Prompt: Beneath this sentence is a set of records; write each of them out exactly.

Data records:
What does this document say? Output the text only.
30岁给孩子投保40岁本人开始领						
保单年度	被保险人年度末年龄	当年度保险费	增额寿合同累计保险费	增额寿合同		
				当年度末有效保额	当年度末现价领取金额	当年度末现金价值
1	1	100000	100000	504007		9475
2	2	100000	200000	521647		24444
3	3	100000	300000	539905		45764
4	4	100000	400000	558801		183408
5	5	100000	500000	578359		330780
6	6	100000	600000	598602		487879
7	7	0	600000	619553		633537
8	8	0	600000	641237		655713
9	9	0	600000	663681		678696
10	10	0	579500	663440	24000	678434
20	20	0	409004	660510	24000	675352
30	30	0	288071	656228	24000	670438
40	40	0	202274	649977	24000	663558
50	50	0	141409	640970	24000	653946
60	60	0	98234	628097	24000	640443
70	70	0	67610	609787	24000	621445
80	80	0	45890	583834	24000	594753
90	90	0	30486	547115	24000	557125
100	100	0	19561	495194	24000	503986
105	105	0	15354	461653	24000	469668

Final answer:
What does this document say? Output the text only.
30岁给孩子投保40岁本人开始领						
保单年度	被保险人年度末年龄	当年度保险费	增额寿合同累计保险费	增额寿合同		
				当年度末有效保额	当年度末现价领取金额	当年度末现金价值
1	1	100000	100000	504007		9475
2	2	100000	200000	521647		24444
3	3	100000	300000	539905		45764
4	4	100000	400000	558801		183408
5	5	100000	500000	578359		330780
6	6	100000	600000	598602		487879
7	7	0	600000	619553		633537
8	8	0	600000	641237		655713
9	9	0	600000	663681		678696
10	10	0	579500	663440	24000	678434
20	20	0	409004	660510	24000	675352
30	30	0	288071	656228	24000	670438
40	40	0	202274	649977	24000	663558
50	50	0	141409	640970	24000	653946
60	60	0	98234	628097	24000	640443
70	70	0	67610	609787	24000	621445
80	80	0	45890	583834	24000	594753
90	90	0	30486	547115	24000	557125
100	100	0	19561	495194	24000	503986
105	105	0	15354	461653	24000	469668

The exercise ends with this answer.